- AIM OF THE TASK -
Locate the line containing "What data populates", then please write out that line and all the lines below it in the entries exactly.

- DATA LISTING -
╭──
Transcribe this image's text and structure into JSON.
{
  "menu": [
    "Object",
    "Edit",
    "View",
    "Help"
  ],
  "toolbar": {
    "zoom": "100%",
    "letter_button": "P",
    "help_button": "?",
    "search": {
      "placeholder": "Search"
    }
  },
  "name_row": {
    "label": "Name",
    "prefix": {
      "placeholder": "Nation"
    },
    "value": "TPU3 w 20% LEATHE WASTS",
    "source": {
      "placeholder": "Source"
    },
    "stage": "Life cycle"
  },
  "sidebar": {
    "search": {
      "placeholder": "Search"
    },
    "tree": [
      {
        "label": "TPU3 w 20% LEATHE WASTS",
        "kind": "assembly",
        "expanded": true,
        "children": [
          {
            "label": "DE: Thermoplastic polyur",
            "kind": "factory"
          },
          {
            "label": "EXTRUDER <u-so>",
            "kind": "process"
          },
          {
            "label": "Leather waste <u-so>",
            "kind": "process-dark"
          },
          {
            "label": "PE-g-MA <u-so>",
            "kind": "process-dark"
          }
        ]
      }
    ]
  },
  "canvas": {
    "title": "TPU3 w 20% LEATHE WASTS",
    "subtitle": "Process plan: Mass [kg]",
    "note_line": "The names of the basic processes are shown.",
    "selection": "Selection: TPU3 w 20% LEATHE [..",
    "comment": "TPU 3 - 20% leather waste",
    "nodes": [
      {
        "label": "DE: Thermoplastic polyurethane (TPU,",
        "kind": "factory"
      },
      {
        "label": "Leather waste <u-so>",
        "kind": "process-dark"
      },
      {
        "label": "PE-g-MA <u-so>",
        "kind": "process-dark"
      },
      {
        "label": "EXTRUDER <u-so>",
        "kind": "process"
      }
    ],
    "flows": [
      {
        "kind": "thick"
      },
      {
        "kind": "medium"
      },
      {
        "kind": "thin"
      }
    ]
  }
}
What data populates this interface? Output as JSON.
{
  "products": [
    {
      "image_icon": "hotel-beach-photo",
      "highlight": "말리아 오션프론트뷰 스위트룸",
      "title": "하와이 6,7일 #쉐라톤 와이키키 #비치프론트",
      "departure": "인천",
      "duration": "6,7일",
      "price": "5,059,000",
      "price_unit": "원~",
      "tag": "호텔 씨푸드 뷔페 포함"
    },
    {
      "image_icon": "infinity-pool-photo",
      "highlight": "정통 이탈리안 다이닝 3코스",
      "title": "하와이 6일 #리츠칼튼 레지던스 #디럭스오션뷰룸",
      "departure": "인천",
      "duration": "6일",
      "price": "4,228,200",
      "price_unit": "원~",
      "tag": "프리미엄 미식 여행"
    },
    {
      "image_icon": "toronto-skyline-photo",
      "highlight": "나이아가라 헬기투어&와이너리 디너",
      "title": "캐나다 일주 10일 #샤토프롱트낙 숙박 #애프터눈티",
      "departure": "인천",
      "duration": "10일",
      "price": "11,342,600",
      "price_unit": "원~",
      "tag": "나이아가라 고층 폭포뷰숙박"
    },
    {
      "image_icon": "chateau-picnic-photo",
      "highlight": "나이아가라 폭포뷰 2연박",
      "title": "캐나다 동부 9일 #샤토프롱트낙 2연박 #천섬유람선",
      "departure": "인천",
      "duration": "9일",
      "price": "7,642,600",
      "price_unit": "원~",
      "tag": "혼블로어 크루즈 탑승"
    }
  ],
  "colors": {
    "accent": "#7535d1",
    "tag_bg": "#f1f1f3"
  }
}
╰──
- FINISHED EXERCISE -
What data populates this interface? Output as JSON.
{
  "products": [
    {
      "image_icon": "hotel-beach-photo",
      "highlight": "말리아 오션프론트뷰 스위트룸",
      "title": "하와이 6,7일 #쉐라톤 와이키키 #비치프론트",
      "departure": "인천",
      "duration": "6,7일",
      "price": "5,059,000",
      "price_unit": "원~",
      "tag": "호텔 씨푸드 뷔페 포함"
    },
    {
      "image_icon": "infinity-pool-photo",
      "highlight": "정통 이탈리안 다이닝 3코스",
      "title": "하와이 6일 #리츠칼튼 레지던스 #디럭스오션뷰룸",
      "departure": "인천",
      "duration": "6일",
      "price": "4,228,200",
      "price_unit": "원~",
      "tag": "프리미엄 미식 여행"
    },
    {
      "image_icon": "toronto-skyline-photo",
      "highlight": "나이아가라 헬기투어&와이너리 디너",
      "title": "캐나다 일주 10일 #샤토프롱트낙 숙박 #애프터눈티",
      "departure": "인천",
      "duration": "10일",
      "price": "11,342,600",
      "price_unit": "원~",
      "tag": "나이아가라 고층 폭포뷰숙박"
    },
    {
      "image_icon": "chateau-picnic-photo",
      "highlight": "나이아가라 폭포뷰 2연박",
      "title": "캐나다 동부 9일 #샤토프롱트낙 2연박 #천섬유람선",
      "departure": "인천",
      "duration": "9일",
      "price": "7,642,600",
      "price_unit": "원~",
      "tag": "혼블로어 크루즈 탑승"
    }
  ],
  "colors": {
    "accent": "#7535d1",
    "tag_bg": "#f1f1f3"
  }
}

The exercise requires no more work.